# Exercise
Take each line containing "Moving" and report it exactly as written.

[Dataset entries]
* * * * * * *

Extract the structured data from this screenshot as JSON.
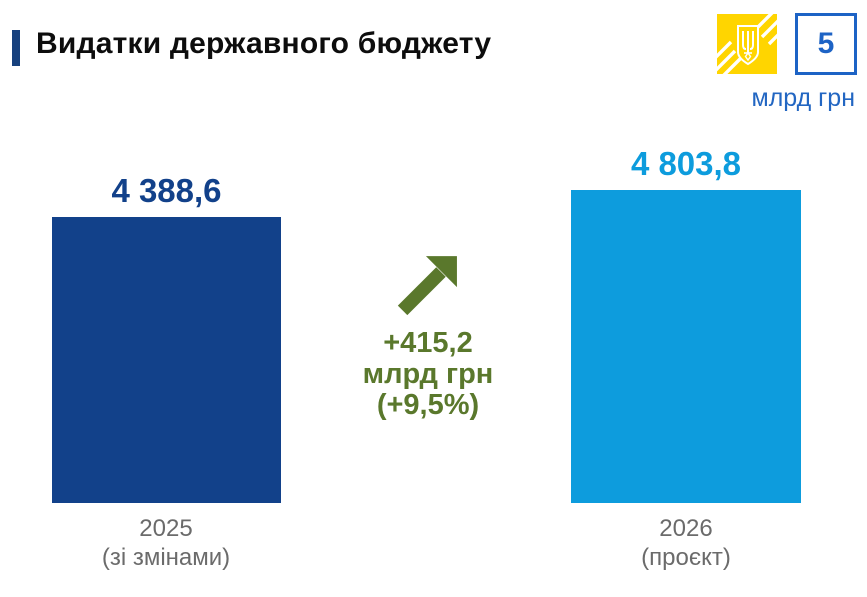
{
  "header": {
    "title": "Видатки державного бюджету",
    "slide_number": "5",
    "unit_label": "млрд грн",
    "emblem_icon": "ukraine-trident-emblem"
  },
  "chart_data": {
    "type": "bar",
    "title": "Видатки державного бюджету",
    "ylabel": "млрд грн",
    "categories": [
      "2025 (зі змінами)",
      "2026 (проєкт)"
    ],
    "values": [
      4388.6,
      4803.8
    ],
    "value_labels": [
      "4 388,6",
      "4 803,8"
    ],
    "bar_colors": [
      "#12418a",
      "#0d9cdd"
    ],
    "ylim": [
      0,
      4803.8
    ],
    "grid": false,
    "legend": false,
    "x_tick_labels": [
      {
        "line1": "2025",
        "line2": "(зі змінами)"
      },
      {
        "line1": "2026",
        "line2": "(проєкт)"
      }
    ],
    "annotation": {
      "icon": "arrow-up-right",
      "line1": "+415,2",
      "line2": "млрд грн",
      "line3": "(+9,5%)",
      "delta_value": 415.2,
      "delta_percent": 9.5,
      "color": "#5a782c"
    }
  },
  "colors": {
    "background": "#ffffff",
    "accent_bar": "#17417e",
    "title_text": "#0d0d0d",
    "bar_2025": "#12418a",
    "bar_2026": "#0d9cdd",
    "annotation_green": "#5a782c",
    "axis_label_gray": "#6b6b6b",
    "header_blue": "#2266c2",
    "number_box_blue": "#1d63c5",
    "flag_yellow": "#ffd500"
  }
}
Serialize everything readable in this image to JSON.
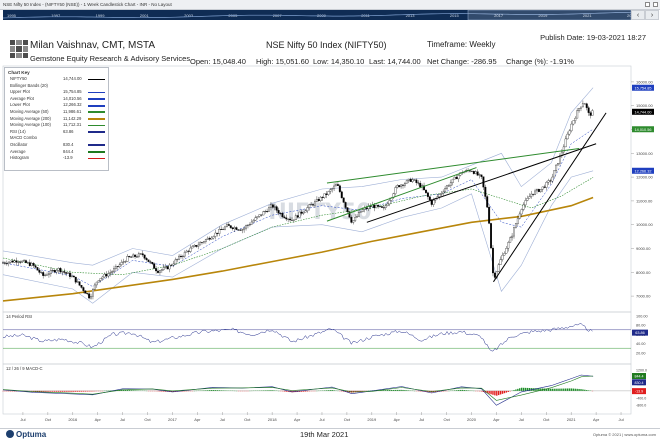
{
  "window": {
    "title": "NSE Nifty 50 Index - (NIFTY50 (NSE)) - 1 Week Candlestick Chart - INR - No Layout"
  },
  "overview": {
    "years": [
      "1995",
      "1997",
      "1999",
      "2001",
      "2003",
      "2005",
      "2007",
      "2009",
      "2011",
      "2013",
      "2015",
      "2017",
      "2019",
      "2021",
      "2023"
    ]
  },
  "header": {
    "author": "Milan Vaishnav, CMT, MSTA",
    "company": "Gemstone Equity Research & Advisory Services",
    "publish_date": "Publish Date: 19-03-2021 18:27",
    "chart_title": "NSE Nifty 50 Index (NIFTY50)",
    "timeframe": "Timeframe: Weekly",
    "quote": {
      "open": "Open: 15,048.40",
      "high": "High: 15,051.60",
      "low": "Low: 14,350.10",
      "last": "Last: 14,744.00",
      "net_change": "Net Change: -286.95",
      "change_pct": "Change (%): -1.91%"
    }
  },
  "legend": {
    "title": "Chart Key",
    "rows": [
      {
        "label": "NIFTY50",
        "value": "14,744.00",
        "color": "#000000"
      },
      {
        "label": "Bollinger Bands (20)",
        "value": "",
        "color": ""
      },
      {
        "label": "Upper Plot",
        "value": "15,754.85",
        "color": "#1f3fbf"
      },
      {
        "label": "Average Plot",
        "value": "14,010.56",
        "color": "#1f3fbf"
      },
      {
        "label": "Lower Plot",
        "value": "12,266.32",
        "color": "#1f3fbf"
      },
      {
        "label": "Moving Average (50)",
        "value": "11,986.61",
        "color": "#2e8b2e"
      },
      {
        "label": "Moving Average (200)",
        "value": "11,142.29",
        "color": "#b8860b"
      },
      {
        "label": "Moving Average (100)",
        "value": "11,712.31",
        "color": "#2e8b2e"
      },
      {
        "label": "RSI (14)",
        "value": "63.86",
        "color": "#1f2a8a"
      },
      {
        "label": "MACD Combo",
        "value": "",
        "color": ""
      },
      {
        "label": "Oscillator",
        "value": "830.4",
        "color": "#1f2a8a"
      },
      {
        "label": "Average",
        "value": "844.4",
        "color": "#1f7a1f"
      },
      {
        "label": "Histogram",
        "value": "-13.9",
        "color": "#d21c1c"
      }
    ]
  },
  "watermark": "NIFTY50",
  "footer": {
    "brand": "Optuma",
    "date": "19th Mar 2021",
    "copyright": "Optuma © 2021 | www.optuma.com"
  },
  "colors": {
    "candle": "#000000",
    "bollinger": "#1f3fbf",
    "ma50": "#2e8b2e",
    "ma200": "#b8860b",
    "trend_green": "#2e8b2e",
    "trend_black": "#000000",
    "rsi": "#1f2a8a",
    "macd_osc": "#1f2a8a",
    "macd_avg": "#1f7a1f",
    "hist_pos": "#1f8f2a",
    "hist_neg": "#e01e1e"
  },
  "chart_data": [
    {
      "type": "candlestick",
      "title": "NSE Nifty 50 Index (NIFTY50)",
      "ylim": [
        6500,
        16500
      ],
      "y_ticks": [
        "16000.00",
        "15000.00",
        "14000.00",
        "13000.00",
        "12000.00",
        "11000.00",
        "10000.00",
        "9000.00",
        "8000.00",
        "7000.00",
        "6000.00"
      ],
      "y_tick_values": [
        16000,
        15000,
        14000,
        13000,
        12000,
        11000,
        10000,
        9000,
        8000,
        7000,
        6000
      ],
      "x_ticks": [
        "Jul",
        "Oct",
        "2016",
        "Apr",
        "Jul",
        "Oct",
        "2017",
        "Apr",
        "Jul",
        "Oct",
        "2018",
        "Apr",
        "Jul",
        "Oct",
        "2019",
        "Apr",
        "Jul",
        "Oct",
        "2020",
        "Apr",
        "Jul",
        "Oct",
        "2021",
        "Apr",
        "Jul"
      ],
      "x_tick_values": [
        2015.5,
        2015.75,
        2016,
        2016.25,
        2016.5,
        2016.75,
        2017,
        2017.25,
        2017.5,
        2017.75,
        2018,
        2018.25,
        2018.5,
        2018.75,
        2019,
        2019.25,
        2019.5,
        2019.75,
        2020,
        2020.25,
        2020.5,
        2020.75,
        2021,
        2021.25,
        2021.5
      ],
      "xlim": [
        2015.3,
        2021.6
      ],
      "price_path": [
        [
          2015.3,
          8400
        ],
        [
          2015.45,
          8500
        ],
        [
          2015.6,
          8300
        ],
        [
          2015.7,
          7850
        ],
        [
          2015.85,
          8150
        ],
        [
          2016.0,
          7800
        ],
        [
          2016.1,
          7300
        ],
        [
          2016.17,
          6950
        ],
        [
          2016.25,
          7700
        ],
        [
          2016.4,
          8050
        ],
        [
          2016.55,
          8600
        ],
        [
          2016.7,
          8750
        ],
        [
          2016.85,
          8050
        ],
        [
          2016.95,
          8200
        ],
        [
          2017.15,
          8900
        ],
        [
          2017.35,
          9400
        ],
        [
          2017.55,
          9950
        ],
        [
          2017.7,
          9800
        ],
        [
          2017.85,
          10300
        ],
        [
          2018.0,
          10800
        ],
        [
          2018.1,
          10400
        ],
        [
          2018.2,
          10200
        ],
        [
          2018.35,
          10700
        ],
        [
          2018.55,
          11300
        ],
        [
          2018.65,
          11700
        ],
        [
          2018.8,
          10100
        ],
        [
          2018.9,
          10600
        ],
        [
          2019.0,
          10800
        ],
        [
          2019.12,
          10650
        ],
        [
          2019.25,
          11600
        ],
        [
          2019.4,
          11900
        ],
        [
          2019.5,
          11600
        ],
        [
          2019.6,
          10900
        ],
        [
          2019.75,
          11600
        ],
        [
          2019.9,
          12200
        ],
        [
          2020.0,
          12300
        ],
        [
          2020.1,
          11950
        ],
        [
          2020.17,
          10500
        ],
        [
          2020.22,
          7700
        ],
        [
          2020.3,
          8600
        ],
        [
          2020.4,
          9500
        ],
        [
          2020.5,
          10700
        ],
        [
          2020.6,
          11300
        ],
        [
          2020.7,
          11500
        ],
        [
          2020.8,
          11900
        ],
        [
          2020.9,
          13000
        ],
        [
          2021.0,
          14200
        ],
        [
          2021.08,
          14900
        ],
        [
          2021.13,
          15200
        ],
        [
          2021.18,
          14600
        ],
        [
          2021.22,
          14744
        ]
      ],
      "bollinger_upper": [
        [
          2015.3,
          8900
        ],
        [
          2016.0,
          8400
        ],
        [
          2016.2,
          8300
        ],
        [
          2016.6,
          9000
        ],
        [
          2017.0,
          8700
        ],
        [
          2017.5,
          10000
        ],
        [
          2018.0,
          10900
        ],
        [
          2018.5,
          11500
        ],
        [
          2018.9,
          11600
        ],
        [
          2019.3,
          11900
        ],
        [
          2019.7,
          12000
        ],
        [
          2020.0,
          12500
        ],
        [
          2020.3,
          13000
        ],
        [
          2020.5,
          11600
        ],
        [
          2020.8,
          12600
        ],
        [
          2021.0,
          14700
        ],
        [
          2021.22,
          15755
        ]
      ],
      "bollinger_lower": [
        [
          2015.3,
          7900
        ],
        [
          2016.0,
          7300
        ],
        [
          2016.2,
          6700
        ],
        [
          2016.6,
          8000
        ],
        [
          2017.0,
          7800
        ],
        [
          2017.5,
          9000
        ],
        [
          2018.0,
          9900
        ],
        [
          2018.5,
          10000
        ],
        [
          2018.9,
          9700
        ],
        [
          2019.3,
          10300
        ],
        [
          2019.7,
          10700
        ],
        [
          2020.0,
          11300
        ],
        [
          2020.3,
          7200
        ],
        [
          2020.5,
          8300
        ],
        [
          2020.8,
          10800
        ],
        [
          2021.0,
          12000
        ],
        [
          2021.22,
          12266
        ]
      ],
      "bollinger_avg": [
        [
          2015.3,
          8400
        ],
        [
          2016.0,
          7850
        ],
        [
          2016.2,
          7400
        ],
        [
          2016.6,
          8500
        ],
        [
          2017.0,
          8250
        ],
        [
          2017.5,
          9500
        ],
        [
          2018.0,
          10400
        ],
        [
          2018.5,
          10800
        ],
        [
          2018.9,
          10600
        ],
        [
          2019.3,
          11100
        ],
        [
          2019.7,
          11300
        ],
        [
          2020.0,
          11900
        ],
        [
          2020.3,
          10100
        ],
        [
          2020.5,
          9900
        ],
        [
          2020.8,
          11700
        ],
        [
          2021.0,
          13400
        ],
        [
          2021.22,
          14011
        ]
      ],
      "ma50": [
        [
          2015.3,
          8600
        ],
        [
          2016.0,
          8000
        ],
        [
          2016.5,
          7900
        ],
        [
          2017.0,
          8300
        ],
        [
          2017.5,
          9000
        ],
        [
          2018.0,
          9900
        ],
        [
          2018.5,
          10400
        ],
        [
          2019.0,
          10700
        ],
        [
          2019.5,
          11200
        ],
        [
          2020.0,
          11500
        ],
        [
          2020.3,
          11100
        ],
        [
          2020.6,
          10700
        ],
        [
          2020.9,
          11200
        ],
        [
          2021.22,
          11987
        ]
      ],
      "ma200": [
        [
          2015.3,
          6800
        ],
        [
          2016.0,
          7100
        ],
        [
          2016.5,
          7400
        ],
        [
          2017.0,
          7700
        ],
        [
          2017.5,
          8050
        ],
        [
          2018.0,
          8450
        ],
        [
          2018.5,
          8850
        ],
        [
          2019.0,
          9300
        ],
        [
          2019.5,
          9700
        ],
        [
          2020.0,
          10100
        ],
        [
          2020.5,
          10350
        ],
        [
          2021.0,
          10800
        ],
        [
          2021.22,
          11142
        ]
      ],
      "trendlines": [
        {
          "color": "green",
          "points": [
            [
              2018.55,
              11750
            ],
            [
              2021.08,
              13200
            ]
          ]
        },
        {
          "color": "green",
          "points": [
            [
              2018.55,
              10150
            ],
            [
              2020.05,
              12400
            ]
          ]
        },
        {
          "color": "black",
          "points": [
            [
              2018.95,
              10100
            ],
            [
              2021.25,
              13400
            ]
          ]
        },
        {
          "color": "black",
          "points": [
            [
              2020.22,
              7600
            ],
            [
              2021.35,
              14700
            ]
          ]
        }
      ],
      "last_value_labels": [
        "15,754.85",
        "14,744.00",
        "14,010.56",
        "12,266.32"
      ]
    },
    {
      "type": "line",
      "title": "14 Period RSI",
      "ylim": [
        0,
        100
      ],
      "y_ticks": [
        "100.00",
        "80.00",
        "60.00",
        "40.00",
        "20.00"
      ],
      "y_tick_values": [
        100,
        80,
        60,
        40,
        20
      ],
      "reference_lines": [
        70,
        30
      ],
      "last_value": "63.86",
      "series": [
        {
          "name": "RSI (14)",
          "values": [
            [
              2015.3,
              55
            ],
            [
              2015.5,
              58
            ],
            [
              2015.7,
              45
            ],
            [
              2015.9,
              50
            ],
            [
              2016.1,
              40
            ],
            [
              2016.2,
              32
            ],
            [
              2016.4,
              60
            ],
            [
              2016.6,
              64
            ],
            [
              2016.8,
              42
            ],
            [
              2017.0,
              52
            ],
            [
              2017.3,
              66
            ],
            [
              2017.6,
              70
            ],
            [
              2017.8,
              60
            ],
            [
              2018.0,
              72
            ],
            [
              2018.2,
              44
            ],
            [
              2018.4,
              58
            ],
            [
              2018.6,
              72
            ],
            [
              2018.8,
              40
            ],
            [
              2019.0,
              55
            ],
            [
              2019.3,
              68
            ],
            [
              2019.5,
              48
            ],
            [
              2019.7,
              62
            ],
            [
              2019.9,
              66
            ],
            [
              2020.1,
              55
            ],
            [
              2020.2,
              20
            ],
            [
              2020.4,
              56
            ],
            [
              2020.6,
              66
            ],
            [
              2020.8,
              70
            ],
            [
              2021.0,
              78
            ],
            [
              2021.1,
              80
            ],
            [
              2021.22,
              64
            ]
          ]
        }
      ]
    },
    {
      "type": "line",
      "title": "12 / 26 / 9 MACD-C",
      "ylim": [
        -1200,
        1300
      ],
      "y_ticks": [
        "1200.0",
        "1000.0",
        "800.0",
        "600.0",
        "400.0",
        "200.0",
        "0.0",
        "-200.0",
        "-400.0",
        "-600.0",
        "-800.0",
        "-1000.0"
      ],
      "y_tick_values": [
        1200,
        1000,
        800,
        600,
        400,
        200,
        0,
        -200,
        -400,
        -600,
        -800,
        -1000
      ],
      "last_values": [
        "844.4",
        "830.4",
        "-13.9"
      ],
      "series": [
        {
          "name": "Oscillator",
          "values": [
            [
              2015.3,
              60
            ],
            [
              2015.6,
              -80
            ],
            [
              2016.0,
              -180
            ],
            [
              2016.2,
              -220
            ],
            [
              2016.5,
              120
            ],
            [
              2016.8,
              100
            ],
            [
              2017.0,
              -60
            ],
            [
              2017.4,
              200
            ],
            [
              2017.7,
              160
            ],
            [
              2018.0,
              240
            ],
            [
              2018.2,
              -60
            ],
            [
              2018.6,
              220
            ],
            [
              2018.8,
              -160
            ],
            [
              2019.0,
              0
            ],
            [
              2019.3,
              250
            ],
            [
              2019.6,
              -120
            ],
            [
              2019.9,
              230
            ],
            [
              2020.1,
              120
            ],
            [
              2020.25,
              -820
            ],
            [
              2020.5,
              -60
            ],
            [
              2020.8,
              300
            ],
            [
              2021.0,
              700
            ],
            [
              2021.1,
              900
            ],
            [
              2021.22,
              830
            ]
          ]
        },
        {
          "name": "Average",
          "values": [
            [
              2015.3,
              80
            ],
            [
              2015.6,
              -40
            ],
            [
              2016.0,
              -130
            ],
            [
              2016.2,
              -190
            ],
            [
              2016.5,
              60
            ],
            [
              2016.8,
              110
            ],
            [
              2017.0,
              0
            ],
            [
              2017.4,
              150
            ],
            [
              2017.7,
              170
            ],
            [
              2018.0,
              200
            ],
            [
              2018.2,
              20
            ],
            [
              2018.6,
              170
            ],
            [
              2018.8,
              -60
            ],
            [
              2019.0,
              -30
            ],
            [
              2019.3,
              190
            ],
            [
              2019.6,
              -40
            ],
            [
              2019.9,
              170
            ],
            [
              2020.1,
              150
            ],
            [
              2020.25,
              -540
            ],
            [
              2020.5,
              -240
            ],
            [
              2020.8,
              180
            ],
            [
              2021.0,
              560
            ],
            [
              2021.1,
              800
            ],
            [
              2021.22,
              844
            ]
          ]
        }
      ],
      "histogram_note": "Oscillator minus Average, green above zero, red below"
    }
  ]
}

* * * * * * *

# Answer to the task
        "label": "Moving Average (50)",
        "label": "Moving Average (200)",
        "label": "Moving Average (100)",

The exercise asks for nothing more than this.